* start *

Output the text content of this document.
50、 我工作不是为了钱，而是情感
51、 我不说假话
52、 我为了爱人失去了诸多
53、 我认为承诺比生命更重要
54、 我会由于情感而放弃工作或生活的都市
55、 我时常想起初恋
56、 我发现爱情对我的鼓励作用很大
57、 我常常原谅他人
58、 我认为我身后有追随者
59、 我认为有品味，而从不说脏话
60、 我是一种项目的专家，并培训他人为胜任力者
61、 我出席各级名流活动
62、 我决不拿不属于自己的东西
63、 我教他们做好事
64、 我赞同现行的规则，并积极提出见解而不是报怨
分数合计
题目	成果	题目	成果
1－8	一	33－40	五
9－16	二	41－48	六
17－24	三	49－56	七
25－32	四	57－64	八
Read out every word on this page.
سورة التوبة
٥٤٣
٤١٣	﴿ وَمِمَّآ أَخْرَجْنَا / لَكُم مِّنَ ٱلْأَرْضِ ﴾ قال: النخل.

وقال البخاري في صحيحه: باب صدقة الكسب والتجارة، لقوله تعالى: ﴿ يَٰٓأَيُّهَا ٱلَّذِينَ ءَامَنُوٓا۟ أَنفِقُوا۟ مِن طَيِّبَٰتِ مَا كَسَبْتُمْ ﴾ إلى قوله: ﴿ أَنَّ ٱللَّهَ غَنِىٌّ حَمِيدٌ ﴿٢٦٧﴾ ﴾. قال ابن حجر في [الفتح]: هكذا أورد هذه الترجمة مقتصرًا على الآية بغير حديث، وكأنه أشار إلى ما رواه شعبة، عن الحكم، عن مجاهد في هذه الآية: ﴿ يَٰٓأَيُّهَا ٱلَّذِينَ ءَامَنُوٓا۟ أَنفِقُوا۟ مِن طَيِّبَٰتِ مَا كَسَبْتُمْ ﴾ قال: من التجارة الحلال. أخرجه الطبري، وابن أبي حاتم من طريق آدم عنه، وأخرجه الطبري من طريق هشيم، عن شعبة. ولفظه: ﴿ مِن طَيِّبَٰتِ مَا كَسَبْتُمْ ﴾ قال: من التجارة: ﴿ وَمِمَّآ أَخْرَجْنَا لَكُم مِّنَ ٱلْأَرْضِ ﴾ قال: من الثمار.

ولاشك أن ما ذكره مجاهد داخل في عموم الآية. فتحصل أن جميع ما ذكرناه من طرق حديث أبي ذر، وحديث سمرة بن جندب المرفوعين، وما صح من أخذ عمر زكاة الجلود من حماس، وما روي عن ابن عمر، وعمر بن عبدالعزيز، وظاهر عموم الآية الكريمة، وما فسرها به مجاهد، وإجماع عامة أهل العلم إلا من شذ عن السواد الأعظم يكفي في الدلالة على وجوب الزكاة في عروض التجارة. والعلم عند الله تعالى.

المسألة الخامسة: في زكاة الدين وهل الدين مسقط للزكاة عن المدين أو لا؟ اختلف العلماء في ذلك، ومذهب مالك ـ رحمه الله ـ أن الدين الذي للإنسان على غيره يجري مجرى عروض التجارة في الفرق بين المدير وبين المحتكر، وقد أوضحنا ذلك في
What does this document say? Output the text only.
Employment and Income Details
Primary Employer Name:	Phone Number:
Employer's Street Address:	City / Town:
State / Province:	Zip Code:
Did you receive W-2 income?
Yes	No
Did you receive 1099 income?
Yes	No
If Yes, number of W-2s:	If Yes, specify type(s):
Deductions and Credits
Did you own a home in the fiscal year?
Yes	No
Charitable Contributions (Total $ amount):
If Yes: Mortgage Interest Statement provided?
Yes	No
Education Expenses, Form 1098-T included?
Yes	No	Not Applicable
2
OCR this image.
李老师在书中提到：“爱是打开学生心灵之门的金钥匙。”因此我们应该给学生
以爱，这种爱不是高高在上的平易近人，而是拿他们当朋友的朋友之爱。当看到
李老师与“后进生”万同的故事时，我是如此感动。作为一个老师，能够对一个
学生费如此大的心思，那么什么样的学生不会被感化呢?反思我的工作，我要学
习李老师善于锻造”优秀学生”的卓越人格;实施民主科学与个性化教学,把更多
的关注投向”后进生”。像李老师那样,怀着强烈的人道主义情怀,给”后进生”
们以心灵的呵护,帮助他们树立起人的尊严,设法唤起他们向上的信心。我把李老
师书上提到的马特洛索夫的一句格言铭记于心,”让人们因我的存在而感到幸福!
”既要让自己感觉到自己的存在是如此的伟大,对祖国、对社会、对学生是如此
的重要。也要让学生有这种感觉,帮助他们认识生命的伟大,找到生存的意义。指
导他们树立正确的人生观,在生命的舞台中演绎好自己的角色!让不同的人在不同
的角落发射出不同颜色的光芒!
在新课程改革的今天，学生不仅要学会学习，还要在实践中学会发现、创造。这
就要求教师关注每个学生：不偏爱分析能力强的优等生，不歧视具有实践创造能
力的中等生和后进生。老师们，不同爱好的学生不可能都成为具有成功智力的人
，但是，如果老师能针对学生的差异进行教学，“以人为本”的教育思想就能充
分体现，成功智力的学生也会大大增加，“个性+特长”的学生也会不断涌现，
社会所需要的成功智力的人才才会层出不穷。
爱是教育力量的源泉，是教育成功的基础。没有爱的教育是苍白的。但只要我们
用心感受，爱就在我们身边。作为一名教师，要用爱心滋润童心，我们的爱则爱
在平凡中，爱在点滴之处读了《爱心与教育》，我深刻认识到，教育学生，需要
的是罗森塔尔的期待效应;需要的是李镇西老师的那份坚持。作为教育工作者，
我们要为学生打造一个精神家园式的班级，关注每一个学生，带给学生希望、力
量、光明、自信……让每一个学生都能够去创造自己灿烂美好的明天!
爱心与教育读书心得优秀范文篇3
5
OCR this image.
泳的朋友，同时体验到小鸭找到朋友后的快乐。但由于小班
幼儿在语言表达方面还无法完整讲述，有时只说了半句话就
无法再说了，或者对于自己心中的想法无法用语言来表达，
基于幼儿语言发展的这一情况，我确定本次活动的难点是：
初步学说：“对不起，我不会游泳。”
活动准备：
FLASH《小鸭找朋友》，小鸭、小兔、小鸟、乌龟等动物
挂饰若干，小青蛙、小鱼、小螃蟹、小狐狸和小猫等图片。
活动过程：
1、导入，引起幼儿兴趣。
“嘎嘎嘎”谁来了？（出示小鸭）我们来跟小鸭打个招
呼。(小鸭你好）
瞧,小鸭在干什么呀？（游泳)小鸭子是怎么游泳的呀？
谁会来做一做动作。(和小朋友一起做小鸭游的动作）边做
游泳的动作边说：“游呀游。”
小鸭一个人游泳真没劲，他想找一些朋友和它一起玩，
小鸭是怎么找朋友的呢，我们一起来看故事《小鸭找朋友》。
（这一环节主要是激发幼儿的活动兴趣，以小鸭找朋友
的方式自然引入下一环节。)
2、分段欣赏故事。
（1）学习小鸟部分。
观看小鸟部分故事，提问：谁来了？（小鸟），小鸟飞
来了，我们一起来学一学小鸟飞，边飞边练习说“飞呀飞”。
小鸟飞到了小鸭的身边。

* end *

→ **What you should do**:
Output the records exactly, including every line.

→ **Task result**:
Output the text content of this document.
50、 我工作不是为了钱，而是情感
51、 我不说假话
52、 我为了爱人失去了诸多
53、 我认为承诺比生命更重要
54、 我会由于情感而放弃工作或生活的都市
55、 我时常想起初恋
56、 我发现爱情对我的鼓励作用很大
57、 我常常原谅他人
58、 我认为我身后有追随者
59、 我认为有品味，而从不说脏话
60、 我是一种项目的专家，并培训他人为胜任力者
61、 我出席各级名流活动
62、 我决不拿不属于自己的东西
63、 我教他们做好事
64、 我赞同现行的规则，并积极提出见解而不是报怨
分数合计
题目	成果	题目	成果
1－8	一	33－40	五
9－16	二	41－48	六
17－24	三	49－56	七
25－32	四	57－64	八
Read out every word on this page.
سورة التوبة
٥٤٣
٤١٣	﴿ وَمِمَّآ أَخْرَجْنَا / لَكُم مِّنَ ٱلْأَرْضِ ﴾ قال: النخل.

وقال البخاري في صحيحه: باب صدقة الكسب والتجارة، لقوله تعالى: ﴿ يَٰٓأَيُّهَا ٱلَّذِينَ ءَامَنُوٓا۟ أَنفِقُوا۟ مِن طَيِّبَٰتِ مَا كَسَبْتُمْ ﴾ إلى قوله: ﴿ أَنَّ ٱللَّهَ غَنِىٌّ حَمِيدٌ ﴿٢٦٧﴾ ﴾. قال ابن حجر في [الفتح]: هكذا أورد هذه الترجمة مقتصرًا على الآية بغير حديث، وكأنه أشار إلى ما رواه شعبة، عن الحكم، عن مجاهد في هذه الآية: ﴿ يَٰٓأَيُّهَا ٱلَّذِينَ ءَامَنُوٓا۟ أَنفِقُوا۟ مِن طَيِّبَٰتِ مَا كَسَبْتُمْ ﴾ قال: من التجارة الحلال. أخرجه الطبري، وابن أبي حاتم من طريق آدم عنه، وأخرجه الطبري من طريق هشيم، عن شعبة. ولفظه: ﴿ مِن طَيِّبَٰتِ مَا كَسَبْتُمْ ﴾ قال: من التجارة: ﴿ وَمِمَّآ أَخْرَجْنَا لَكُم مِّنَ ٱلْأَرْضِ ﴾ قال: من الثمار.

ولاشك أن ما ذكره مجاهد داخل في عموم الآية. فتحصل أن جميع ما ذكرناه من طرق حديث أبي ذر، وحديث سمرة بن جندب المرفوعين، وما صح من أخذ عمر زكاة الجلود من حماس، وما روي عن ابن عمر، وعمر بن عبدالعزيز، وظاهر عموم الآية الكريمة، وما فسرها به مجاهد، وإجماع عامة أهل العلم إلا من شذ عن السواد الأعظم يكفي في الدلالة على وجوب الزكاة في عروض التجارة. والعلم عند الله تعالى.

المسألة الخامسة: في زكاة الدين وهل الدين مسقط للزكاة عن المدين أو لا؟ اختلف العلماء في ذلك، ومذهب مالك ـ رحمه الله ـ أن الدين الذي للإنسان على غيره يجري مجرى عروض التجارة في الفرق بين المدير وبين المحتكر، وقد أوضحنا ذلك في
What does this document say? Output the text only.
Employment and Income Details
Primary Employer Name:	Phone Number:
Employer's Street Address:	City / Town:
State / Province:	Zip Code:
Did you receive W-2 income?
Yes	No
Did you receive 1099 income?
Yes	No
If Yes, number of W-2s:	If Yes, specify type(s):
Deductions and Credits
Did you own a home in the fiscal year?
Yes	No
Charitable Contributions (Total $ amount):
If Yes: Mortgage Interest Statement provided?
Yes	No
Education Expenses, Form 1098-T included?
Yes	No	Not Applicable
2
OCR this image.
李老师在书中提到：“爱是打开学生心灵之门的金钥匙。”因此我们应该给学生
以爱，这种爱不是高高在上的平易近人，而是拿他们当朋友的朋友之爱。当看到
李老师与“后进生”万同的故事时，我是如此感动。作为一个老师，能够对一个
学生费如此大的心思，那么什么样的学生不会被感化呢?反思我的工作，我要学
习李老师善于锻造”优秀学生”的卓越人格;实施民主科学与个性化教学,把更多
的关注投向”后进生”。像李老师那样,怀着强烈的人道主义情怀,给”后进生”
们以心灵的呵护,帮助他们树立起人的尊严,设法唤起他们向上的信心。我把李老
师书上提到的马特洛索夫的一句格言铭记于心,”让人们因我的存在而感到幸福!
”既要让自己感觉到自己的存在是如此的伟大,对祖国、对社会、对学生是如此
的重要。也要让学生有这种感觉,帮助他们认识生命的伟大,找到生存的意义。指
导他们树立正确的人生观,在生命的舞台中演绎好自己的角色!让不同的人在不同
的角落发射出不同颜色的光芒!
在新课程改革的今天，学生不仅要学会学习，还要在实践中学会发现、创造。这
就要求教师关注每个学生：不偏爱分析能力强的优等生，不歧视具有实践创造能
力的中等生和后进生。老师们，不同爱好的学生不可能都成为具有成功智力的人
，但是，如果老师能针对学生的差异进行教学，“以人为本”的教育思想就能充
分体现，成功智力的学生也会大大增加，“个性+特长”的学生也会不断涌现，
社会所需要的成功智力的人才才会层出不穷。
爱是教育力量的源泉，是教育成功的基础。没有爱的教育是苍白的。但只要我们
用心感受，爱就在我们身边。作为一名教师，要用爱心滋润童心，我们的爱则爱
在平凡中，爱在点滴之处读了《爱心与教育》，我深刻认识到，教育学生，需要
的是罗森塔尔的期待效应;需要的是李镇西老师的那份坚持。作为教育工作者，
我们要为学生打造一个精神家园式的班级，关注每一个学生，带给学生希望、力
量、光明、自信……让每一个学生都能够去创造自己灿烂美好的明天!
爱心与教育读书心得优秀范文篇3
5
OCR this image.
泳的朋友，同时体验到小鸭找到朋友后的快乐。但由于小班
幼儿在语言表达方面还无法完整讲述，有时只说了半句话就
无法再说了，或者对于自己心中的想法无法用语言来表达，
基于幼儿语言发展的这一情况，我确定本次活动的难点是：
初步学说：“对不起，我不会游泳。”
活动准备：
FLASH《小鸭找朋友》，小鸭、小兔、小鸟、乌龟等动物
挂饰若干，小青蛙、小鱼、小螃蟹、小狐狸和小猫等图片。
活动过程：
1、导入，引起幼儿兴趣。
“嘎嘎嘎”谁来了？（出示小鸭）我们来跟小鸭打个招
呼。(小鸭你好）
瞧,小鸭在干什么呀？（游泳)小鸭子是怎么游泳的呀？
谁会来做一做动作。(和小朋友一起做小鸭游的动作）边做
游泳的动作边说：“游呀游。”
小鸭一个人游泳真没劲，他想找一些朋友和它一起玩，
小鸭是怎么找朋友的呢，我们一起来看故事《小鸭找朋友》。
（这一环节主要是激发幼儿的活动兴趣，以小鸭找朋友
的方式自然引入下一环节。)
2、分段欣赏故事。
（1）学习小鸟部分。
观看小鸟部分故事，提问：谁来了？（小鸟），小鸟飞
来了，我们一起来学一学小鸟飞，边飞边练习说“飞呀飞”。
小鸟飞到了小鸭的身边。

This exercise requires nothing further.